**What you need to do:**
Exact repetition is required: output every record in full.
=-=-=
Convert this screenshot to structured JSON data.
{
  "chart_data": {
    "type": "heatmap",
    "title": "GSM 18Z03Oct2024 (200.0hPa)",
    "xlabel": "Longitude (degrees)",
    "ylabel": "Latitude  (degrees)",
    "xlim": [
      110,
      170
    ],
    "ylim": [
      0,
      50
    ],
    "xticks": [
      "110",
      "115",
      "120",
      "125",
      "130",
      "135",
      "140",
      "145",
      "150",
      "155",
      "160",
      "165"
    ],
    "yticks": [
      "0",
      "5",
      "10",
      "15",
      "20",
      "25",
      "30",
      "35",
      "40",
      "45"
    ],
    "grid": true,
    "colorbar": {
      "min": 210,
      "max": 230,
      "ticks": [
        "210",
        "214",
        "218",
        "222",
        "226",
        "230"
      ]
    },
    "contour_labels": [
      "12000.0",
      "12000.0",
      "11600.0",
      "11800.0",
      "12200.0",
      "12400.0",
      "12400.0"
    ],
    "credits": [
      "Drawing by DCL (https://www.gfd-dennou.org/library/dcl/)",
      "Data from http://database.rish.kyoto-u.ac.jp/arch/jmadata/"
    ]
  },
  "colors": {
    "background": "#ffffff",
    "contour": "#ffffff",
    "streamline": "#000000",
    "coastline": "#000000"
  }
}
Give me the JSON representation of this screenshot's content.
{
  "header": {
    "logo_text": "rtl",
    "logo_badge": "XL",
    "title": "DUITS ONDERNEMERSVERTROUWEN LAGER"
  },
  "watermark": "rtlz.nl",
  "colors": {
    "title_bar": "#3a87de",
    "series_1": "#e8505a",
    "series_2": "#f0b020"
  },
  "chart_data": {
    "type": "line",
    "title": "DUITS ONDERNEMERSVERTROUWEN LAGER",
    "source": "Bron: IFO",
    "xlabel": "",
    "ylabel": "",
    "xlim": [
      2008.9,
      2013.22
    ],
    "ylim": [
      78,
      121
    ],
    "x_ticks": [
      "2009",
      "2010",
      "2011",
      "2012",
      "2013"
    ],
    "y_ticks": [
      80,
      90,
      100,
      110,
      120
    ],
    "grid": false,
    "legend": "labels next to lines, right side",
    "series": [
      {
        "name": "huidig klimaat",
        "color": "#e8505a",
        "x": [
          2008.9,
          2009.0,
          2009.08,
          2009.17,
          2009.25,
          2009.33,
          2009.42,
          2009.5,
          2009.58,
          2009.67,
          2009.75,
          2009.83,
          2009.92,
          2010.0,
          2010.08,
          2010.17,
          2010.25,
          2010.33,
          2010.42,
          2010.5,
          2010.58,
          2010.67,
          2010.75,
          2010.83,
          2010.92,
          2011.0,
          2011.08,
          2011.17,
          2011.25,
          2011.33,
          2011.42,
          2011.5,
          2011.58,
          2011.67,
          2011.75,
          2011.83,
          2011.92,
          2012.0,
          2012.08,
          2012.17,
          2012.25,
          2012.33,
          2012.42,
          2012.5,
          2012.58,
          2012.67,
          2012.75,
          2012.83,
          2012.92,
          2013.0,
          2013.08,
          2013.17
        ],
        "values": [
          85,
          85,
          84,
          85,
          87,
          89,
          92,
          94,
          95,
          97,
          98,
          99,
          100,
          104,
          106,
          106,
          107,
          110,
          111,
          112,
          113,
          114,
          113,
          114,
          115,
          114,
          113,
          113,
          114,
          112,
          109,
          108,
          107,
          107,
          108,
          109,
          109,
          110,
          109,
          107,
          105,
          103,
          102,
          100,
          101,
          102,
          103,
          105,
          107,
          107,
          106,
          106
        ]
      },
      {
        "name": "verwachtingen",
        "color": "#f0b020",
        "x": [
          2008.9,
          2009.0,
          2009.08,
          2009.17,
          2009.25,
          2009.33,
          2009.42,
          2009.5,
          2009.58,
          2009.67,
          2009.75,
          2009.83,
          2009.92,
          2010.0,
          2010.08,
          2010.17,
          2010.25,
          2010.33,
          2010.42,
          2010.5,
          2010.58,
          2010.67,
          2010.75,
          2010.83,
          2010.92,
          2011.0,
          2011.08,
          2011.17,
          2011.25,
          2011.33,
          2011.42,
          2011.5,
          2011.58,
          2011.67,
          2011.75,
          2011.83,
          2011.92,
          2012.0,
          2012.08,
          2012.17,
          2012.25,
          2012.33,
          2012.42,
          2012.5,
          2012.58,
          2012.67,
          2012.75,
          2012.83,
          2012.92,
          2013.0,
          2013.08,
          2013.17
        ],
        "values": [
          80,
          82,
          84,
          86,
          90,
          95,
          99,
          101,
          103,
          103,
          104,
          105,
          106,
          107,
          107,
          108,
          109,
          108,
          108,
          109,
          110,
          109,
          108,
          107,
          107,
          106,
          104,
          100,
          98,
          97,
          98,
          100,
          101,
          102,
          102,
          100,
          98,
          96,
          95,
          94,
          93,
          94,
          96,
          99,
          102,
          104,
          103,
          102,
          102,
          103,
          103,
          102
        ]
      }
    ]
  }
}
=-=-=
**Task answer:**
Convert this screenshot to structured JSON data.
{
  "chart_data": {
    "type": "heatmap",
    "title": "GSM 18Z03Oct2024 (200.0hPa)",
    "xlabel": "Longitude (degrees)",
    "ylabel": "Latitude  (degrees)",
    "xlim": [
      110,
      170
    ],
    "ylim": [
      0,
      50
    ],
    "xticks": [
      "110",
      "115",
      "120",
      "125",
      "130",
      "135",
      "140",
      "145",
      "150",
      "155",
      "160",
      "165"
    ],
    "yticks": [
      "0",
      "5",
      "10",
      "15",
      "20",
      "25",
      "30",
      "35",
      "40",
      "45"
    ],
    "grid": true,
    "colorbar": {
      "min": 210,
      "max": 230,
      "ticks": [
        "210",
        "214",
        "218",
        "222",
        "226",
        "230"
      ]
    },
    "contour_labels": [
      "12000.0",
      "12000.0",
      "11600.0",
      "11800.0",
      "12200.0",
      "12400.0",
      "12400.0"
    ],
    "credits": [
      "Drawing by DCL (https://www.gfd-dennou.org/library/dcl/)",
      "Data from http://database.rish.kyoto-u.ac.jp/arch/jmadata/"
    ]
  },
  "colors": {
    "background": "#ffffff",
    "contour": "#ffffff",
    "streamline": "#000000",
    "coastline": "#000000"
  }
}
Give me the JSON representation of this screenshot's content.
{
  "header": {
    "logo_text": "rtl",
    "logo_badge": "XL",
    "title": "DUITS ONDERNEMERSVERTROUWEN LAGER"
  },
  "watermark": "rtlz.nl",
  "colors": {
    "title_bar": "#3a87de",
    "series_1": "#e8505a",
    "series_2": "#f0b020"
  },
  "chart_data": {
    "type": "line",
    "title": "DUITS ONDERNEMERSVERTROUWEN LAGER",
    "source": "Bron: IFO",
    "xlabel": "",
    "ylabel": "",
    "xlim": [
      2008.9,
      2013.22
    ],
    "ylim": [
      78,
      121
    ],
    "x_ticks": [
      "2009",
      "2010",
      "2011",
      "2012",
      "2013"
    ],
    "y_ticks": [
      80,
      90,
      100,
      110,
      120
    ],
    "grid": false,
    "legend": "labels next to lines, right side",
    "series": [
      {
        "name": "huidig klimaat",
        "color": "#e8505a",
        "x": [
          2008.9,
          2009.0,
          2009.08,
          2009.17,
          2009.25,
          2009.33,
          2009.42,
          2009.5,
          2009.58,
          2009.67,
          2009.75,
          2009.83,
          2009.92,
          2010.0,
          2010.08,
          2010.17,
          2010.25,
          2010.33,
          2010.42,
          2010.5,
          2010.58,
          2010.67,
          2010.75,
          2010.83,
          2010.92,
          2011.0,
          2011.08,
          2011.17,
          2011.25,
          2011.33,
          2011.42,
          2011.5,
          2011.58,
          2011.67,
          2011.75,
          2011.83,
          2011.92,
          2012.0,
          2012.08,
          2012.17,
          2012.25,
          2012.33,
          2012.42,
          2012.5,
          2012.58,
          2012.67,
          2012.75,
          2012.83,
          2012.92,
          2013.0,
          2013.08,
          2013.17
        ],
        "values": [
          85,
          85,
          84,
          85,
          87,
          89,
          92,
          94,
          95,
          97,
          98,
          99,
          100,
          104,
          106,
          106,
          107,
          110,
          111,
          112,
          113,
          114,
          113,
          114,
          115,
          114,
          113,
          113,
          114,
          112,
          109,
          108,
          107,
          107,
          108,
          109,
          109,
          110,
          109,
          107,
          105,
          103,
          102,
          100,
          101,
          102,
          103,
          105,
          107,
          107,
          106,
          106
        ]
      },
      {
        "name": "verwachtingen",
        "color": "#f0b020",
        "x": [
          2008.9,
          2009.0,
          2009.08,
          2009.17,
          2009.25,
          2009.33,
          2009.42,
          2009.5,
          2009.58,
          2009.67,
          2009.75,
          2009.83,
          2009.92,
          2010.0,
          2010.08,
          2010.17,
          2010.25,
          2010.33,
          2010.42,
          2010.5,
          2010.58,
          2010.67,
          2010.75,
          2010.83,
          2010.92,
          2011.0,
          2011.08,
          2011.17,
          2011.25,
          2011.33,
          2011.42,
          2011.5,
          2011.58,
          2011.67,
          2011.75,
          2011.83,
          2011.92,
          2012.0,
          2012.08,
          2012.17,
          2012.25,
          2012.33,
          2012.42,
          2012.5,
          2012.58,
          2012.67,
          2012.75,
          2012.83,
          2012.92,
          2013.0,
          2013.08,
          2013.17
        ],
        "values": [
          80,
          82,
          84,
          86,
          90,
          95,
          99,
          101,
          103,
          103,
          104,
          105,
          106,
          107,
          107,
          108,
          109,
          108,
          108,
          109,
          110,
          109,
          108,
          107,
          107,
          106,
          104,
          100,
          98,
          97,
          98,
          100,
          101,
          102,
          102,
          100,
          98,
          96,
          95,
          94,
          93,
          94,
          96,
          99,
          102,
          104,
          103,
          102,
          102,
          103,
          103,
          102
        ]
      }
    ]
  }
}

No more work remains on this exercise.